**Your objective**
Write out each line of the material again, word for word.
-------- Provided material --------
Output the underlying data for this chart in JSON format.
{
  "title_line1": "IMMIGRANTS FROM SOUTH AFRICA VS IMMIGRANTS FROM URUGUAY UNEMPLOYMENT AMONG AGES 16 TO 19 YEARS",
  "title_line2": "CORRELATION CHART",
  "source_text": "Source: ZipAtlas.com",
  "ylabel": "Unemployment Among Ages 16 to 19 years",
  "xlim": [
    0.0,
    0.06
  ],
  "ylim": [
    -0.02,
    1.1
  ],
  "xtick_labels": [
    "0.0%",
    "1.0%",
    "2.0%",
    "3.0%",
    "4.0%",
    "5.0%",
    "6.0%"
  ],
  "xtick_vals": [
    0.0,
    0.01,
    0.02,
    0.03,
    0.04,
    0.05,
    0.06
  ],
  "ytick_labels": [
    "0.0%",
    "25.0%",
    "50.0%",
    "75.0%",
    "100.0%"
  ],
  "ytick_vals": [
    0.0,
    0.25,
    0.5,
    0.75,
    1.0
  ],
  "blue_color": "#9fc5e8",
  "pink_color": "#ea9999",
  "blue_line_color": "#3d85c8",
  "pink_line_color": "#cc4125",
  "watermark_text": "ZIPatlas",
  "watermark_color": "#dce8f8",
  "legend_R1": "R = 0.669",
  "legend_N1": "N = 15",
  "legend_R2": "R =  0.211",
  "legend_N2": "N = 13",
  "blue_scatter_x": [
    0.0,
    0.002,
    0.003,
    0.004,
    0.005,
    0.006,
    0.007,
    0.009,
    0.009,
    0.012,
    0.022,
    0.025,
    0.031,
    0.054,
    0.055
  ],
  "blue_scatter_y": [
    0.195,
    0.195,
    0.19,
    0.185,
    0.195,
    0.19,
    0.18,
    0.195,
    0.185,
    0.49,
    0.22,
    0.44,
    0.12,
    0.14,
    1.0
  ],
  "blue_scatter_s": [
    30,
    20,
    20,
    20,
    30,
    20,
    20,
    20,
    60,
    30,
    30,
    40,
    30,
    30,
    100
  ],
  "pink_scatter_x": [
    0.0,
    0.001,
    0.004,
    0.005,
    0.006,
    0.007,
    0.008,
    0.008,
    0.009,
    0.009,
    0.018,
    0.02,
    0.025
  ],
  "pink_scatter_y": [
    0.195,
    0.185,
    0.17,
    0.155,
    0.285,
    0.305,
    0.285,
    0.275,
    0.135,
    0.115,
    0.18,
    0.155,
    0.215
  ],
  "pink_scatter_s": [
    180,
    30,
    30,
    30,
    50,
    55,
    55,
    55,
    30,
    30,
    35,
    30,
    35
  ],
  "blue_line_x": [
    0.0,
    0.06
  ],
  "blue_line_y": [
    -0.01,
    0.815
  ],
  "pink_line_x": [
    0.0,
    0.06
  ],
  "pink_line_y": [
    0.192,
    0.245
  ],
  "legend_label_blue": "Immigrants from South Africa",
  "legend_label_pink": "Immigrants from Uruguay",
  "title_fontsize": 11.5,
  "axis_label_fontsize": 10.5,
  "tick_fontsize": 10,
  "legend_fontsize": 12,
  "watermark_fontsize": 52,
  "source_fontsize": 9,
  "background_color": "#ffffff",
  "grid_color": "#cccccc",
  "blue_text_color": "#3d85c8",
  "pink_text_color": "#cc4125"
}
--------
**Output for this task**
Output the underlying data for this chart in JSON format.
{
  "title_line1": "IMMIGRANTS FROM SOUTH AFRICA VS IMMIGRANTS FROM URUGUAY UNEMPLOYMENT AMONG AGES 16 TO 19 YEARS",
  "title_line2": "CORRELATION CHART",
  "source_text": "Source: ZipAtlas.com",
  "ylabel": "Unemployment Among Ages 16 to 19 years",
  "xlim": [
    0.0,
    0.06
  ],
  "ylim": [
    -0.02,
    1.1
  ],
  "xtick_labels": [
    "0.0%",
    "1.0%",
    "2.0%",
    "3.0%",
    "4.0%",
    "5.0%",
    "6.0%"
  ],
  "xtick_vals": [
    0.0,
    0.01,
    0.02,
    0.03,
    0.04,
    0.05,
    0.06
  ],
  "ytick_labels": [
    "0.0%",
    "25.0%",
    "50.0%",
    "75.0%",
    "100.0%"
  ],
  "ytick_vals": [
    0.0,
    0.25,
    0.5,
    0.75,
    1.0
  ],
  "blue_color": "#9fc5e8",
  "pink_color": "#ea9999",
  "blue_line_color": "#3d85c8",
  "pink_line_color": "#cc4125",
  "watermark_text": "ZIPatlas",
  "watermark_color": "#dce8f8",
  "legend_R1": "R = 0.669",
  "legend_N1": "N = 15",
  "legend_R2": "R =  0.211",
  "legend_N2": "N = 13",
  "blue_scatter_x": [
    0.0,
    0.002,
    0.003,
    0.004,
    0.005,
    0.006,
    0.007,
    0.009,
    0.009,
    0.012,
    0.022,
    0.025,
    0.031,
    0.054,
    0.055
  ],
  "blue_scatter_y": [
    0.195,
    0.195,
    0.19,
    0.185,
    0.195,
    0.19,
    0.18,
    0.195,
    0.185,
    0.49,
    0.22,
    0.44,
    0.12,
    0.14,
    1.0
  ],
  "blue_scatter_s": [
    30,
    20,
    20,
    20,
    30,
    20,
    20,
    20,
    60,
    30,
    30,
    40,
    30,
    30,
    100
  ],
  "pink_scatter_x": [
    0.0,
    0.001,
    0.004,
    0.005,
    0.006,
    0.007,
    0.008,
    0.008,
    0.009,
    0.009,
    0.018,
    0.02,
    0.025
  ],
  "pink_scatter_y": [
    0.195,
    0.185,
    0.17,
    0.155,
    0.285,
    0.305,
    0.285,
    0.275,
    0.135,
    0.115,
    0.18,
    0.155,
    0.215
  ],
  "pink_scatter_s": [
    180,
    30,
    30,
    30,
    50,
    55,
    55,
    55,
    30,
    30,
    35,
    30,
    35
  ],
  "blue_line_x": [
    0.0,
    0.06
  ],
  "blue_line_y": [
    -0.01,
    0.815
  ],
  "pink_line_x": [
    0.0,
    0.06
  ],
  "pink_line_y": [
    0.192,
    0.245
  ],
  "legend_label_blue": "Immigrants from South Africa",
  "legend_label_pink": "Immigrants from Uruguay",
  "title_fontsize": 11.5,
  "axis_label_fontsize": 10.5,
  "tick_fontsize": 10,
  "legend_fontsize": 12,
  "watermark_fontsize": 52,
  "source_fontsize": 9,
  "background_color": "#ffffff",
  "grid_color": "#cccccc",
  "blue_text_color": "#3d85c8",
  "pink_text_color": "#cc4125"
}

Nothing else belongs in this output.